— START OF Exercise inputs —

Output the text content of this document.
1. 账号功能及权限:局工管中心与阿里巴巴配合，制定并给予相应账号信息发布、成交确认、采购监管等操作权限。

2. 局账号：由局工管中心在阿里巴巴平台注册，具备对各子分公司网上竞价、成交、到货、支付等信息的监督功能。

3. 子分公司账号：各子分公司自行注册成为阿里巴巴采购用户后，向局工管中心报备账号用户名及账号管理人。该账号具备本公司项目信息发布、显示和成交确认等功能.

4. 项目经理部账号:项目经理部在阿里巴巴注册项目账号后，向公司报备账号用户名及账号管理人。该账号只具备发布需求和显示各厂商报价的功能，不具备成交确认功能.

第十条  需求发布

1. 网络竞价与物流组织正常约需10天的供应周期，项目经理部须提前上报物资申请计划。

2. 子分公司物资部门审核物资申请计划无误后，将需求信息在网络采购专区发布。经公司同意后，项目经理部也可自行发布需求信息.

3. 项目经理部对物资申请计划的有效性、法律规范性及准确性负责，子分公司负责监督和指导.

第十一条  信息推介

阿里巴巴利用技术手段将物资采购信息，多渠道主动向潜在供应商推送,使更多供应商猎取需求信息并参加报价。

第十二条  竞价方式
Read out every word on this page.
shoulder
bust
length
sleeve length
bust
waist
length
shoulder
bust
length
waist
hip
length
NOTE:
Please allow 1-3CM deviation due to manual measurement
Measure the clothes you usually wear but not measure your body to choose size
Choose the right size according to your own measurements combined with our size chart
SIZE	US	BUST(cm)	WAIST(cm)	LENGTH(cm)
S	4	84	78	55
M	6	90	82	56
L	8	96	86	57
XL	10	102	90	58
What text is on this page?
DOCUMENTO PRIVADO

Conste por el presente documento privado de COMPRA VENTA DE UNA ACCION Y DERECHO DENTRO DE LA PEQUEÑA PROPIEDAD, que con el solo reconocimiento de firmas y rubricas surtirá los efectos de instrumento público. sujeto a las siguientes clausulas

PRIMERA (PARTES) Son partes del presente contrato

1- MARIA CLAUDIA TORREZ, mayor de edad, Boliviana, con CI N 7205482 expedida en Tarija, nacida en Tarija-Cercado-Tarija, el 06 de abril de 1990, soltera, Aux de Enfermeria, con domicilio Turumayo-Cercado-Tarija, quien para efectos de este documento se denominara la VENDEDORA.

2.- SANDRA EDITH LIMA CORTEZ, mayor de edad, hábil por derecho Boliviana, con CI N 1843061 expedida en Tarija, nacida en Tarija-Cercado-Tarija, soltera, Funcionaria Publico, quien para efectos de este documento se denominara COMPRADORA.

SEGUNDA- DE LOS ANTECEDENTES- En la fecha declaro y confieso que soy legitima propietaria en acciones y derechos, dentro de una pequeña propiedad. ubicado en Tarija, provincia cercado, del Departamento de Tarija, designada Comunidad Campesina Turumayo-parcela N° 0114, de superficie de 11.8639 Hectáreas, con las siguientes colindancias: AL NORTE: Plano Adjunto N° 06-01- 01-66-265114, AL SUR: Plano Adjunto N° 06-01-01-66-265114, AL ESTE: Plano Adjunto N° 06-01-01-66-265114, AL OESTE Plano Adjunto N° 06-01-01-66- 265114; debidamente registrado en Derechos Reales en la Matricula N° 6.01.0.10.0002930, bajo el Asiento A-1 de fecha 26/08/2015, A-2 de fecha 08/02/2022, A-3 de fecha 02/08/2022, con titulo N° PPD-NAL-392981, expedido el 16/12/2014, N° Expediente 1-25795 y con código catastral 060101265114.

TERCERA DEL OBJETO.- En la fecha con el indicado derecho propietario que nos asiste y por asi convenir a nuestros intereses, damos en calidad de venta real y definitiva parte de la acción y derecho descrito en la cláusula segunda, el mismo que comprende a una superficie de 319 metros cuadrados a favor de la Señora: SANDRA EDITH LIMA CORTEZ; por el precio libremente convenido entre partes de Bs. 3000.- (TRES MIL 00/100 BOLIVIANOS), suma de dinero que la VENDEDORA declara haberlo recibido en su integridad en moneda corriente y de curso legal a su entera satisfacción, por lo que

— END OF Exercise inputs —

Output the entries verbatim.

Output the text content of this document.
1. 账号功能及权限:局工管中心与阿里巴巴配合，制定并给予相应账号信息发布、成交确认、采购监管等操作权限。

2. 局账号：由局工管中心在阿里巴巴平台注册，具备对各子分公司网上竞价、成交、到货、支付等信息的监督功能。

3. 子分公司账号：各子分公司自行注册成为阿里巴巴采购用户后，向局工管中心报备账号用户名及账号管理人。该账号具备本公司项目信息发布、显示和成交确认等功能.

4. 项目经理部账号:项目经理部在阿里巴巴注册项目账号后，向公司报备账号用户名及账号管理人。该账号只具备发布需求和显示各厂商报价的功能，不具备成交确认功能.

第十条  需求发布

1. 网络竞价与物流组织正常约需10天的供应周期，项目经理部须提前上报物资申请计划。

2. 子分公司物资部门审核物资申请计划无误后，将需求信息在网络采购专区发布。经公司同意后，项目经理部也可自行发布需求信息.

3. 项目经理部对物资申请计划的有效性、法律规范性及准确性负责，子分公司负责监督和指导.

第十一条  信息推介

阿里巴巴利用技术手段将物资采购信息，多渠道主动向潜在供应商推送,使更多供应商猎取需求信息并参加报价。

第十二条  竞价方式
Read out every word on this page.
shoulder
bust
length
sleeve length
bust
waist
length
shoulder
bust
length
waist
hip
length
NOTE:
Please allow 1-3CM deviation due to manual measurement
Measure the clothes you usually wear but not measure your body to choose size
Choose the right size according to your own measurements combined with our size chart
SIZE	US	BUST(cm)	WAIST(cm)	LENGTH(cm)
S	4	84	78	55
M	6	90	82	56
L	8	96	86	57
XL	10	102	90	58
What text is on this page?
DOCUMENTO PRIVADO

Conste por el presente documento privado de COMPRA VENTA DE UNA ACCION Y DERECHO DENTRO DE LA PEQUEÑA PROPIEDAD, que con el solo reconocimiento de firmas y rubricas surtirá los efectos de instrumento público. sujeto a las siguientes clausulas

PRIMERA (PARTES) Son partes del presente contrato

1- MARIA CLAUDIA TORREZ, mayor de edad, Boliviana, con CI N 7205482 expedida en Tarija, nacida en Tarija-Cercado-Tarija, el 06 de abril de 1990, soltera, Aux de Enfermeria, con domicilio Turumayo-Cercado-Tarija, quien para efectos de este documento se denominara la VENDEDORA.

2.- SANDRA EDITH LIMA CORTEZ, mayor de edad, hábil por derecho Boliviana, con CI N 1843061 expedida en Tarija, nacida en Tarija-Cercado-Tarija, soltera, Funcionaria Publico, quien para efectos de este documento se denominara COMPRADORA.

SEGUNDA- DE LOS ANTECEDENTES- En la fecha declaro y confieso que soy legitima propietaria en acciones y derechos, dentro de una pequeña propiedad. ubicado en Tarija, provincia cercado, del Departamento de Tarija, designada Comunidad Campesina Turumayo-parcela N° 0114, de superficie de 11.8639 Hectáreas, con las siguientes colindancias: AL NORTE: Plano Adjunto N° 06-01- 01-66-265114, AL SUR: Plano Adjunto N° 06-01-01-66-265114, AL ESTE: Plano Adjunto N° 06-01-01-66-265114, AL OESTE Plano Adjunto N° 06-01-01-66- 265114; debidamente registrado en Derechos Reales en la Matricula N° 6.01.0.10.0002930, bajo el Asiento A-1 de fecha 26/08/2015, A-2 de fecha 08/02/2022, A-3 de fecha 02/08/2022, con titulo N° PPD-NAL-392981, expedido el 16/12/2014, N° Expediente 1-25795 y con código catastral 060101265114.

TERCERA DEL OBJETO.- En la fecha con el indicado derecho propietario que nos asiste y por asi convenir a nuestros intereses, damos en calidad de venta real y definitiva parte de la acción y derecho descrito en la cláusula segunda, el mismo que comprende a una superficie de 319 metros cuadrados a favor de la Señora: SANDRA EDITH LIMA CORTEZ; por el precio libremente convenido entre partes de Bs. 3000.- (TRES MIL 00/100 BOLIVIANOS), suma de dinero que la VENDEDORA declara haberlo recibido en su integridad en moneda corriente y de curso legal a su entera satisfacción, por lo que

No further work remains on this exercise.